Exercise prompt: Leave out the pictures; transcribe all else exactly.

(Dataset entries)
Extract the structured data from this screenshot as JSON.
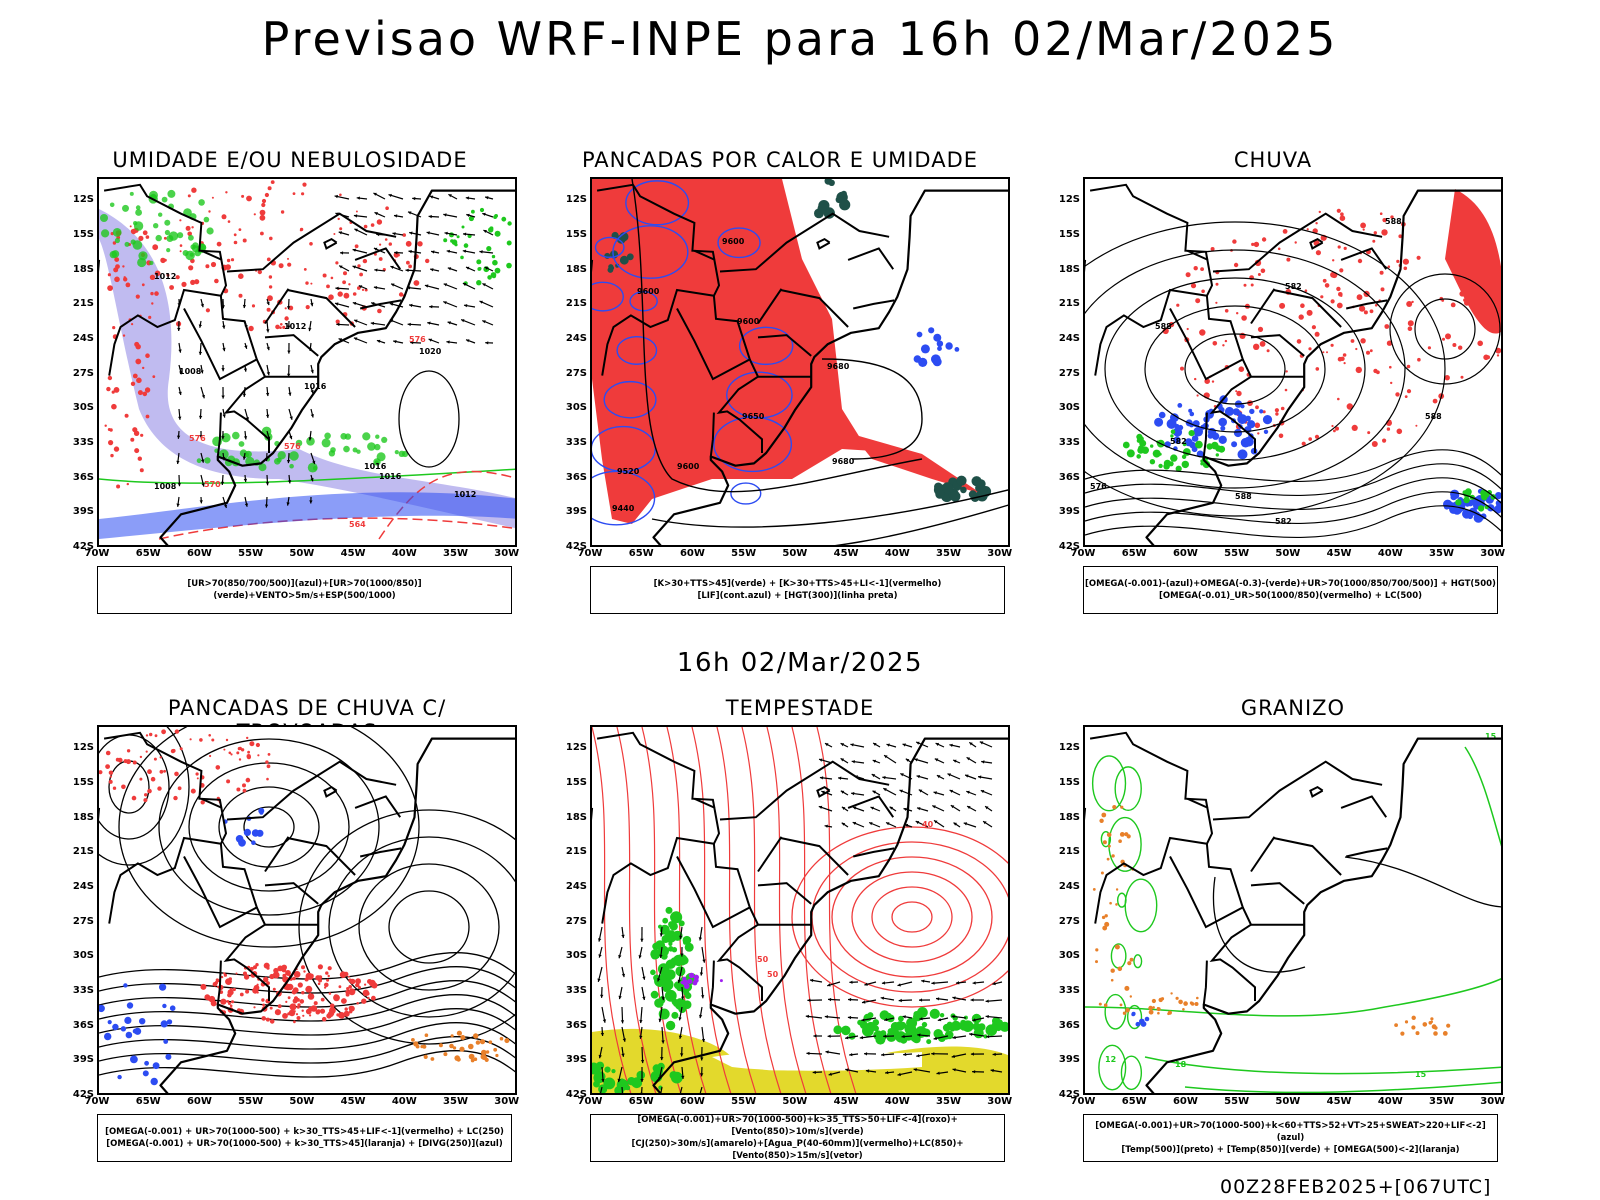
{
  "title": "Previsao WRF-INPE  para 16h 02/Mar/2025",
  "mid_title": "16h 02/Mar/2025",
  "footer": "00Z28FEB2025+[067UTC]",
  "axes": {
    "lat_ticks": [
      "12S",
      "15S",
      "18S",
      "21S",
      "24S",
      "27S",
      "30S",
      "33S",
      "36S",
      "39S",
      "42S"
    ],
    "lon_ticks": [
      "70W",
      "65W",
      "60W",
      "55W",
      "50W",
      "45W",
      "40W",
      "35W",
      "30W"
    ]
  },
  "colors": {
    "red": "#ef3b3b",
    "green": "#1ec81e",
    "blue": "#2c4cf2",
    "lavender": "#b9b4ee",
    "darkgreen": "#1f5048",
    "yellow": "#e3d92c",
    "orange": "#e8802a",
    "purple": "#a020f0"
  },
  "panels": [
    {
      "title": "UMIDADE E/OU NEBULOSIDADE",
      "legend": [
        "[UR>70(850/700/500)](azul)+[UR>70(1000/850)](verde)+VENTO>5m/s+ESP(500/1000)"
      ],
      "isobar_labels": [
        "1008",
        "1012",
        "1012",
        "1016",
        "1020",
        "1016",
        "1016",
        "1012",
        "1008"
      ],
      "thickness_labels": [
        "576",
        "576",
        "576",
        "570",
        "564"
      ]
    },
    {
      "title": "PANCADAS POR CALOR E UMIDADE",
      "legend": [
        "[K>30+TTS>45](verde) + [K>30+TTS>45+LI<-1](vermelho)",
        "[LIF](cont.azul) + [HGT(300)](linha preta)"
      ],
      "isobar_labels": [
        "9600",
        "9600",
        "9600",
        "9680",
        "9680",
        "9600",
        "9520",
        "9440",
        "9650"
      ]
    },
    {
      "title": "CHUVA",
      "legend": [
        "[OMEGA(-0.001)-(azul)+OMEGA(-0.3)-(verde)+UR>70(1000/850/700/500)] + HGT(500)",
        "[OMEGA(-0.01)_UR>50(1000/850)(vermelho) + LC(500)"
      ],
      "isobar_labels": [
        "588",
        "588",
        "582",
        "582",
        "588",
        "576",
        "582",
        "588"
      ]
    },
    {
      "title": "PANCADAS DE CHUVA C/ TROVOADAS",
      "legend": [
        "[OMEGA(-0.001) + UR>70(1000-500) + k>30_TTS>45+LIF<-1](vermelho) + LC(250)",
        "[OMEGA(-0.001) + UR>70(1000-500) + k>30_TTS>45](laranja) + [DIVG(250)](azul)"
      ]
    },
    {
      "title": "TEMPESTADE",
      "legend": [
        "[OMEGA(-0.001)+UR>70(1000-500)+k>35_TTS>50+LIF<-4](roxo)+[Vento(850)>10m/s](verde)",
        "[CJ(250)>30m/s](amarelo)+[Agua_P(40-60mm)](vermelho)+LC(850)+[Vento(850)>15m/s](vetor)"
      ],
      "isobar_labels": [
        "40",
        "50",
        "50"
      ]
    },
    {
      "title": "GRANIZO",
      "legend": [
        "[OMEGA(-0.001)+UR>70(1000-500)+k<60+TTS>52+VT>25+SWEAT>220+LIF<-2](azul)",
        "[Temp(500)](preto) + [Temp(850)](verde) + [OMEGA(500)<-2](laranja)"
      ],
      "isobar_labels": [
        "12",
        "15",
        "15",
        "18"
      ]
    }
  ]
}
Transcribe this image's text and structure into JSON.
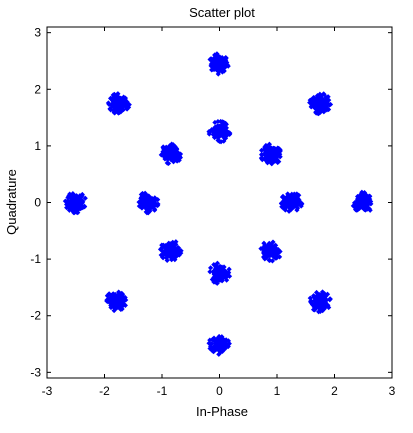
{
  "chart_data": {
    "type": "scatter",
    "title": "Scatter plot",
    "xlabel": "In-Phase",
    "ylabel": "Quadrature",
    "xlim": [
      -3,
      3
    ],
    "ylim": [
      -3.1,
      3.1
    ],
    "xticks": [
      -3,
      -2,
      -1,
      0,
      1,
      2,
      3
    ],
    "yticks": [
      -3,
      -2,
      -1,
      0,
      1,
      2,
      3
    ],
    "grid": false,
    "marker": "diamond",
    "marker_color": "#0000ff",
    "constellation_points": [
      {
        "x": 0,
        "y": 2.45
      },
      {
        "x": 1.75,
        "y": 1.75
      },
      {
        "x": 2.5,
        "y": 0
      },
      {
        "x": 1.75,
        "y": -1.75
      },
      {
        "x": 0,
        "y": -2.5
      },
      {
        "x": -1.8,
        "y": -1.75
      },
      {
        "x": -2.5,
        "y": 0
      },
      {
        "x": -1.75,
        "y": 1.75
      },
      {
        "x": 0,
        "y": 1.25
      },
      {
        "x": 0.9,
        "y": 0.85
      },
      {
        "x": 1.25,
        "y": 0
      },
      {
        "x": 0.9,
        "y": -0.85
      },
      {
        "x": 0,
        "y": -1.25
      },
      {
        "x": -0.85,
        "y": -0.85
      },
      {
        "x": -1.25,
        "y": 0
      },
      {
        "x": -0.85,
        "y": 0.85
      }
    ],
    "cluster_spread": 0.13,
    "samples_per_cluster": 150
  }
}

Output below:
Extract the structured data from this screenshot as JSON.
{
  "title": "Previsao WRF-INPE  para 16h 02/Mar/2025",
  "mid_title": "16h 02/Mar/2025",
  "footer": "00Z28FEB2025+[067UTC]",
  "axes": {
    "lat_ticks": [
      "12S",
      "15S",
      "18S",
      "21S",
      "24S",
      "27S",
      "30S",
      "33S",
      "36S",
      "39S",
      "42S"
    ],
    "lon_ticks": [
      "70W",
      "65W",
      "60W",
      "55W",
      "50W",
      "45W",
      "40W",
      "35W",
      "30W"
    ]
  },
  "colors": {
    "red": "#ef3b3b",
    "green": "#1ec81e",
    "blue": "#2c4cf2",
    "lavender": "#b9b4ee",
    "darkgreen": "#1f5048",
    "yellow": "#e3d92c",
    "orange": "#e8802a",
    "purple": "#a020f0"
  },
  "panels": [
    {
      "title": "UMIDADE E/OU NEBULOSIDADE",
      "legend": [
        "[UR>70(850/700/500)](azul)+[UR>70(1000/850)](verde)+VENTO>5m/s+ESP(500/1000)"
      ],
      "isobar_labels": [
        "1008",
        "1012",
        "1012",
        "1016",
        "1020",
        "1016",
        "1016",
        "1012",
        "1008"
      ],
      "thickness_labels": [
        "576",
        "576",
        "576",
        "570",
        "564"
      ]
    },
    {
      "title": "PANCADAS POR CALOR E UMIDADE",
      "legend": [
        "[K>30+TTS>45](verde) + [K>30+TTS>45+LI<-1](vermelho)",
        "[LIF](cont.azul) + [HGT(300)](linha preta)"
      ],
      "isobar_labels": [
        "9600",
        "9600",
        "9600",
        "9680",
        "9680",
        "9600",
        "9520",
        "9440",
        "9650"
      ]
    },
    {
      "title": "CHUVA",
      "legend": [
        "[OMEGA(-0.001)-(azul)+OMEGA(-0.3)-(verde)+UR>70(1000/850/700/500)] + HGT(500)",
        "[OMEGA(-0.01)_UR>50(1000/850)(vermelho) + LC(500)"
      ],
      "isobar_labels": [
        "588",
        "588",
        "582",
        "582",
        "588",
        "576",
        "582",
        "588"
      ]
    },
    {
      "title": "PANCADAS DE CHUVA C/ TROVOADAS",
      "legend": [
        "[OMEGA(-0.001) + UR>70(1000-500) + k>30_TTS>45+LIF<-1](vermelho) + LC(250)",
        "[OMEGA(-0.001) + UR>70(1000-500) + k>30_TTS>45](laranja) + [DIVG(250)](azul)"
      ]
    },
    {
      "title": "TEMPESTADE",
      "legend": [
        "[OMEGA(-0.001)+UR>70(1000-500)+k>35_TTS>50+LIF<-4](roxo)+[Vento(850)>10m/s](verde)",
        "[CJ(250)>30m/s](amarelo)+[Agua_P(40-60mm)](vermelho)+LC(850)+[Vento(850)>15m/s](vetor)"
      ],
      "isobar_labels": [
        "40",
        "50",
        "50"
      ]
    },
    {
      "title": "GRANIZO",
      "legend": [
        "[OMEGA(-0.001)+UR>70(1000-500)+k<60+TTS>52+VT>25+SWEAT>220+LIF<-2](azul)",
        "[Temp(500)](preto) + [Temp(850)](verde) + [OMEGA(500)<-2](laranja)"
      ],
      "isobar_labels": [
        "12",
        "15",
        "15",
        "18"
      ]
    }
  ]
}
Transcribe this image's text and structure into JSON.
{
  "chart_data": {
    "type": "scatter",
    "title": "Scatter plot",
    "xlabel": "In-Phase",
    "ylabel": "Quadrature",
    "xlim": [
      -3,
      3
    ],
    "ylim": [
      -3.1,
      3.1
    ],
    "xticks": [
      -3,
      -2,
      -1,
      0,
      1,
      2,
      3
    ],
    "yticks": [
      -3,
      -2,
      -1,
      0,
      1,
      2,
      3
    ],
    "grid": false,
    "marker": "diamond",
    "marker_color": "#0000ff",
    "constellation_points": [
      {
        "x": 0,
        "y": 2.45
      },
      {
        "x": 1.75,
        "y": 1.75
      },
      {
        "x": 2.5,
        "y": 0
      },
      {
        "x": 1.75,
        "y": -1.75
      },
      {
        "x": 0,
        "y": -2.5
      },
      {
        "x": -1.8,
        "y": -1.75
      },
      {
        "x": -2.5,
        "y": 0
      },
      {
        "x": -1.75,
        "y": 1.75
      },
      {
        "x": 0,
        "y": 1.25
      },
      {
        "x": 0.9,
        "y": 0.85
      },
      {
        "x": 1.25,
        "y": 0
      },
      {
        "x": 0.9,
        "y": -0.85
      },
      {
        "x": 0,
        "y": -1.25
      },
      {
        "x": -0.85,
        "y": -0.85
      },
      {
        "x": -1.25,
        "y": 0
      },
      {
        "x": -0.85,
        "y": 0.85
      }
    ],
    "cluster_spread": 0.13,
    "samples_per_cluster": 150
  }
}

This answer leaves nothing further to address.